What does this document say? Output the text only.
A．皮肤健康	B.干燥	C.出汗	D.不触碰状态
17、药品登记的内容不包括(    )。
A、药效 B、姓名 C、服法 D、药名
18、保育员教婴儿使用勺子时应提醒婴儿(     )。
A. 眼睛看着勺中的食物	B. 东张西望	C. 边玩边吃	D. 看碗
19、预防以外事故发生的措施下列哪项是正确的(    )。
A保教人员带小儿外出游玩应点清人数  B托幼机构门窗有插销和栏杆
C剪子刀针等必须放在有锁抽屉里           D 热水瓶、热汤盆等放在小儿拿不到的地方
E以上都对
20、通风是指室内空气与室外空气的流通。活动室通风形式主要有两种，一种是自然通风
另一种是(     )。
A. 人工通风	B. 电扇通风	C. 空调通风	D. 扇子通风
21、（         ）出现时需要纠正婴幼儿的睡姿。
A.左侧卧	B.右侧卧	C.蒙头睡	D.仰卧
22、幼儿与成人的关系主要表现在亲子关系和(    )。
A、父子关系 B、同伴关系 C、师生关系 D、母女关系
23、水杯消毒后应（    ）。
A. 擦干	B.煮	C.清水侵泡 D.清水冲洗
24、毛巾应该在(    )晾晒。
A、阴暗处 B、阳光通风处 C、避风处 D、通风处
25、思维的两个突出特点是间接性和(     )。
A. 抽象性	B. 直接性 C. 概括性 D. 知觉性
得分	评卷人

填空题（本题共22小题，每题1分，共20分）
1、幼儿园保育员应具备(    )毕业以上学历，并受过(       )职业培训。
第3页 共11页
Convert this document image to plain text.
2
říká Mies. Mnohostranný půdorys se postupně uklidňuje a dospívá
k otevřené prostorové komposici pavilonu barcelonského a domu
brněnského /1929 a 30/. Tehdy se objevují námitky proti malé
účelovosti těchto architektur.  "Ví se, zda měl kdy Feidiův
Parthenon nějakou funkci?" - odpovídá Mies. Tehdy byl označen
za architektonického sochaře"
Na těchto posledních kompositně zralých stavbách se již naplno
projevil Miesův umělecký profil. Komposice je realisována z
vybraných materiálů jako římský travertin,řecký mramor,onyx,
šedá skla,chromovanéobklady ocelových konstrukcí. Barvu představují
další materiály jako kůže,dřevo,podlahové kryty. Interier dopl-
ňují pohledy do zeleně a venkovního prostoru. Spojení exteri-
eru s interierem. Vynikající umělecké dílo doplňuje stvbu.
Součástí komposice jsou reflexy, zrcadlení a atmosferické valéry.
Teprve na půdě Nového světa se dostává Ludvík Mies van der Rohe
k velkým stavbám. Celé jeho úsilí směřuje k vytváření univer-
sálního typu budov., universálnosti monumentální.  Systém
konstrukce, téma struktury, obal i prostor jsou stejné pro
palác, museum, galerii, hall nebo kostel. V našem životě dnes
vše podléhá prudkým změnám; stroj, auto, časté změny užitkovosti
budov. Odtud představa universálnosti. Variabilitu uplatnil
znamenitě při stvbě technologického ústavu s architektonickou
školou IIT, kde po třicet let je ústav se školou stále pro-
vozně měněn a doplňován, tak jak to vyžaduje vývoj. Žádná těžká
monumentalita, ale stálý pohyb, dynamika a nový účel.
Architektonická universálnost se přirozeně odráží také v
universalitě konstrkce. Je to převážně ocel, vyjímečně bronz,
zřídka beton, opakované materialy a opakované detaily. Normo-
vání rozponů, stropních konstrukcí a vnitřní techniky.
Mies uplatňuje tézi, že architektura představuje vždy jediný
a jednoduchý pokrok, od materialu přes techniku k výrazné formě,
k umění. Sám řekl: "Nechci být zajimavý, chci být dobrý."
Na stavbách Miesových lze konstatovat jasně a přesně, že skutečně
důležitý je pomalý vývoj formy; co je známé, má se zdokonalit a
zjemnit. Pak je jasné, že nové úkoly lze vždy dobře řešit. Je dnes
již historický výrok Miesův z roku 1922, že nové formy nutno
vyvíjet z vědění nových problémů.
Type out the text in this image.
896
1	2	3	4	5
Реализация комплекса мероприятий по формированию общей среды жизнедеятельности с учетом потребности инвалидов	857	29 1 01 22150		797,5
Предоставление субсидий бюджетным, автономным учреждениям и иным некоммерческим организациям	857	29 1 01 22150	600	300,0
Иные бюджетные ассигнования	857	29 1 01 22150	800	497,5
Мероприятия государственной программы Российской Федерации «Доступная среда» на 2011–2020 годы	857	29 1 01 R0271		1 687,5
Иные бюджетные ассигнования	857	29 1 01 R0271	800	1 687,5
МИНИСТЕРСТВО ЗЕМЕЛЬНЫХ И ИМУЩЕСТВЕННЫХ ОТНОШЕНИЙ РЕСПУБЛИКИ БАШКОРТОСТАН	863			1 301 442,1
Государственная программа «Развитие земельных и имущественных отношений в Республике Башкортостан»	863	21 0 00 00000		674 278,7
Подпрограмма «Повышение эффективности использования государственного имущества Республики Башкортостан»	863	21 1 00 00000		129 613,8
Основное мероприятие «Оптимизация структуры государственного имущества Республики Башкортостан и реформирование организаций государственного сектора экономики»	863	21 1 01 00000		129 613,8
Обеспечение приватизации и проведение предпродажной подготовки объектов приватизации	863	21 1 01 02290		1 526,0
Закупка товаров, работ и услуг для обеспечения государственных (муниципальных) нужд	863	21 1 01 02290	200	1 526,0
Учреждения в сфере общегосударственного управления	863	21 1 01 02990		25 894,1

==============================

# TASK TO COMPLETE
Repeat every record, exactly as written.

# ANSWER
What does this document say? Output the text only.
A．皮肤健康	B.干燥	C.出汗	D.不触碰状态
17、药品登记的内容不包括(    )。
A、药效 B、姓名 C、服法 D、药名
18、保育员教婴儿使用勺子时应提醒婴儿(     )。
A. 眼睛看着勺中的食物	B. 东张西望	C. 边玩边吃	D. 看碗
19、预防以外事故发生的措施下列哪项是正确的(    )。
A保教人员带小儿外出游玩应点清人数  B托幼机构门窗有插销和栏杆
C剪子刀针等必须放在有锁抽屉里           D 热水瓶、热汤盆等放在小儿拿不到的地方
E以上都对
20、通风是指室内空气与室外空气的流通。活动室通风形式主要有两种，一种是自然通风
另一种是(     )。
A. 人工通风	B. 电扇通风	C. 空调通风	D. 扇子通风
21、（         ）出现时需要纠正婴幼儿的睡姿。
A.左侧卧	B.右侧卧	C.蒙头睡	D.仰卧
22、幼儿与成人的关系主要表现在亲子关系和(    )。
A、父子关系 B、同伴关系 C、师生关系 D、母女关系
23、水杯消毒后应（    ）。
A. 擦干	B.煮	C.清水侵泡 D.清水冲洗
24、毛巾应该在(    )晾晒。
A、阴暗处 B、阳光通风处 C、避风处 D、通风处
25、思维的两个突出特点是间接性和(     )。
A. 抽象性	B. 直接性 C. 概括性 D. 知觉性
得分	评卷人

填空题（本题共22小题，每题1分，共20分）
1、幼儿园保育员应具备(    )毕业以上学历，并受过(       )职业培训。
第3页 共11页
Convert this document image to plain text.
2
říká Mies. Mnohostranný půdorys se postupně uklidňuje a dospívá
k otevřené prostorové komposici pavilonu barcelonského a domu
brněnského /1929 a 30/. Tehdy se objevují námitky proti malé
účelovosti těchto architektur.  "Ví se, zda měl kdy Feidiův
Parthenon nějakou funkci?" - odpovídá Mies. Tehdy byl označen
za architektonického sochaře"
Na těchto posledních kompositně zralých stavbách se již naplno
projevil Miesův umělecký profil. Komposice je realisována z
vybraných materiálů jako římský travertin,řecký mramor,onyx,
šedá skla,chromovanéobklady ocelových konstrukcí. Barvu představují
další materiály jako kůže,dřevo,podlahové kryty. Interier dopl-
ňují pohledy do zeleně a venkovního prostoru. Spojení exteri-
eru s interierem. Vynikající umělecké dílo doplňuje stvbu.
Součástí komposice jsou reflexy, zrcadlení a atmosferické valéry.
Teprve na půdě Nového světa se dostává Ludvík Mies van der Rohe
k velkým stavbám. Celé jeho úsilí směřuje k vytváření univer-
sálního typu budov., universálnosti monumentální.  Systém
konstrukce, téma struktury, obal i prostor jsou stejné pro
palác, museum, galerii, hall nebo kostel. V našem životě dnes
vše podléhá prudkým změnám; stroj, auto, časté změny užitkovosti
budov. Odtud představa universálnosti. Variabilitu uplatnil
znamenitě při stvbě technologického ústavu s architektonickou
školou IIT, kde po třicet let je ústav se školou stále pro-
vozně měněn a doplňován, tak jak to vyžaduje vývoj. Žádná těžká
monumentalita, ale stálý pohyb, dynamika a nový účel.
Architektonická universálnost se přirozeně odráží také v
universalitě konstrkce. Je to převážně ocel, vyjímečně bronz,
zřídka beton, opakované materialy a opakované detaily. Normo-
vání rozponů, stropních konstrukcí a vnitřní techniky.
Mies uplatňuje tézi, že architektura představuje vždy jediný
a jednoduchý pokrok, od materialu přes techniku k výrazné formě,
k umění. Sám řekl: "Nechci být zajimavý, chci být dobrý."
Na stavbách Miesových lze konstatovat jasně a přesně, že skutečně
důležitý je pomalý vývoj formy; co je známé, má se zdokonalit a
zjemnit. Pak je jasné, že nové úkoly lze vždy dobře řešit. Je dnes
již historický výrok Miesův z roku 1922, že nové formy nutno
vyvíjet z vědění nových problémů.
Type out the text in this image.
896
1	2	3	4	5
Реализация комплекса мероприятий по формированию общей среды жизнедеятельности с учетом потребности инвалидов	857	29 1 01 22150		797,5
Предоставление субсидий бюджетным, автономным учреждениям и иным некоммерческим организациям	857	29 1 01 22150	600	300,0
Иные бюджетные ассигнования	857	29 1 01 22150	800	497,5
Мероприятия государственной программы Российской Федерации «Доступная среда» на 2011–2020 годы	857	29 1 01 R0271		1 687,5
Иные бюджетные ассигнования	857	29 1 01 R0271	800	1 687,5
МИНИСТЕРСТВО ЗЕМЕЛЬНЫХ И ИМУЩЕСТВЕННЫХ ОТНОШЕНИЙ РЕСПУБЛИКИ БАШКОРТОСТАН	863			1 301 442,1
Государственная программа «Развитие земельных и имущественных отношений в Республике Башкортостан»	863	21 0 00 00000		674 278,7
Подпрограмма «Повышение эффективности использования государственного имущества Республики Башкортостан»	863	21 1 00 00000		129 613,8
Основное мероприятие «Оптимизация структуры государственного имущества Республики Башкортостан и реформирование организаций государственного сектора экономики»	863	21 1 01 00000		129 613,8
Обеспечение приватизации и проведение предпродажной подготовки объектов приватизации	863	21 1 01 02290		1 526,0
Закупка товаров, работ и услуг для обеспечения государственных (муниципальных) нужд	863	21 1 01 02290	200	1 526,0
Учреждения в сфере общегосударственного управления	863	21 1 01 02990		25 894,1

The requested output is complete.